◆ WHAT TO PRODUCE
Copy out the entries below in full and exactly.

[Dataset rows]
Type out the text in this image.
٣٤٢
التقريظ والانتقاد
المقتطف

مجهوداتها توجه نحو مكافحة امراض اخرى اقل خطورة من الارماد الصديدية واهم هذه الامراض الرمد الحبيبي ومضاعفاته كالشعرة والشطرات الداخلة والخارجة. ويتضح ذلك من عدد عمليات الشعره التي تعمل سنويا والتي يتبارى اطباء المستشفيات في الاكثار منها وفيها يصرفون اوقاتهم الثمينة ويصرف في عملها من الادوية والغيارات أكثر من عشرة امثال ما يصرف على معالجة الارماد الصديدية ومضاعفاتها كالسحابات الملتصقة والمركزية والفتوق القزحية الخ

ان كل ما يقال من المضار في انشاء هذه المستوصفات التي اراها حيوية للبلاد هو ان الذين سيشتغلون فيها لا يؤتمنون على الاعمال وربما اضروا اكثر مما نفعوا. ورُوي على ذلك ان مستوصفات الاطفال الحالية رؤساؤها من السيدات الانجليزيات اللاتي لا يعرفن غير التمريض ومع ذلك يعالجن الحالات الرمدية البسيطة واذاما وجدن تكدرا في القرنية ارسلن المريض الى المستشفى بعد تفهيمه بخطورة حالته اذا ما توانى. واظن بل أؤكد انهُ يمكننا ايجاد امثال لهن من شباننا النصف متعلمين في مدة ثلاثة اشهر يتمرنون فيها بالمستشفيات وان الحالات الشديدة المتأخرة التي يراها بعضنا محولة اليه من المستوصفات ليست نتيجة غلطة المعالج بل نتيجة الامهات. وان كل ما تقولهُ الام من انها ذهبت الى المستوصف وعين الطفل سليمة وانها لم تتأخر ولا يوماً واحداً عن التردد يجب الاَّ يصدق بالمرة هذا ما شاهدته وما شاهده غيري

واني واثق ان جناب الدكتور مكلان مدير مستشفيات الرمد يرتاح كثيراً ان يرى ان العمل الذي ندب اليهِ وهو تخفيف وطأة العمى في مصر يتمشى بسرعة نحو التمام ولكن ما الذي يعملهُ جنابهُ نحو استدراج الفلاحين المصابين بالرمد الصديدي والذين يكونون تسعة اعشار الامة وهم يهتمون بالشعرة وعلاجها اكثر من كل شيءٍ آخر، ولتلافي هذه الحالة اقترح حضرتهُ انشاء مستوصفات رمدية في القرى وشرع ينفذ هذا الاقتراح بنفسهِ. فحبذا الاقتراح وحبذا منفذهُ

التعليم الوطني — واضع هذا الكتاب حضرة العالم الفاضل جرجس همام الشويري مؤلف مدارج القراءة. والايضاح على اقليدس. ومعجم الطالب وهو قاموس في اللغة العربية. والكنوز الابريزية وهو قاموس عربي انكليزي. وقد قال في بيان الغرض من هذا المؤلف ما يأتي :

◆ WRITTEN ANSWER
Type out the text in this image.
٣٤٢
التقريظ والانتقاد
المقتطف

مجهوداتها توجه نحو مكافحة امراض اخرى اقل خطورة من الارماد الصديدية واهم هذه الامراض الرمد الحبيبي ومضاعفاته كالشعرة والشطرات الداخلة والخارجة. ويتضح ذلك من عدد عمليات الشعره التي تعمل سنويا والتي يتبارى اطباء المستشفيات في الاكثار منها وفيها يصرفون اوقاتهم الثمينة ويصرف في عملها من الادوية والغيارات أكثر من عشرة امثال ما يصرف على معالجة الارماد الصديدية ومضاعفاتها كالسحابات الملتصقة والمركزية والفتوق القزحية الخ

ان كل ما يقال من المضار في انشاء هذه المستوصفات التي اراها حيوية للبلاد هو ان الذين سيشتغلون فيها لا يؤتمنون على الاعمال وربما اضروا اكثر مما نفعوا. ورُوي على ذلك ان مستوصفات الاطفال الحالية رؤساؤها من السيدات الانجليزيات اللاتي لا يعرفن غير التمريض ومع ذلك يعالجن الحالات الرمدية البسيطة واذاما وجدن تكدرا في القرنية ارسلن المريض الى المستشفى بعد تفهيمه بخطورة حالته اذا ما توانى. واظن بل أؤكد انهُ يمكننا ايجاد امثال لهن من شباننا النصف متعلمين في مدة ثلاثة اشهر يتمرنون فيها بالمستشفيات وان الحالات الشديدة المتأخرة التي يراها بعضنا محولة اليه من المستوصفات ليست نتيجة غلطة المعالج بل نتيجة الامهات. وان كل ما تقولهُ الام من انها ذهبت الى المستوصف وعين الطفل سليمة وانها لم تتأخر ولا يوماً واحداً عن التردد يجب الاَّ يصدق بالمرة هذا ما شاهدته وما شاهده غيري

واني واثق ان جناب الدكتور مكلان مدير مستشفيات الرمد يرتاح كثيراً ان يرى ان العمل الذي ندب اليهِ وهو تخفيف وطأة العمى في مصر يتمشى بسرعة نحو التمام ولكن ما الذي يعملهُ جنابهُ نحو استدراج الفلاحين المصابين بالرمد الصديدي والذين يكونون تسعة اعشار الامة وهم يهتمون بالشعرة وعلاجها اكثر من كل شيءٍ آخر، ولتلافي هذه الحالة اقترح حضرتهُ انشاء مستوصفات رمدية في القرى وشرع ينفذ هذا الاقتراح بنفسهِ. فحبذا الاقتراح وحبذا منفذهُ

التعليم الوطني — واضع هذا الكتاب حضرة العالم الفاضل جرجس همام الشويري مؤلف مدارج القراءة. والايضاح على اقليدس. ومعجم الطالب وهو قاموس في اللغة العربية. والكنوز الابريزية وهو قاموس عربي انكليزي. وقد قال في بيان الغرض من هذا المؤلف ما يأتي :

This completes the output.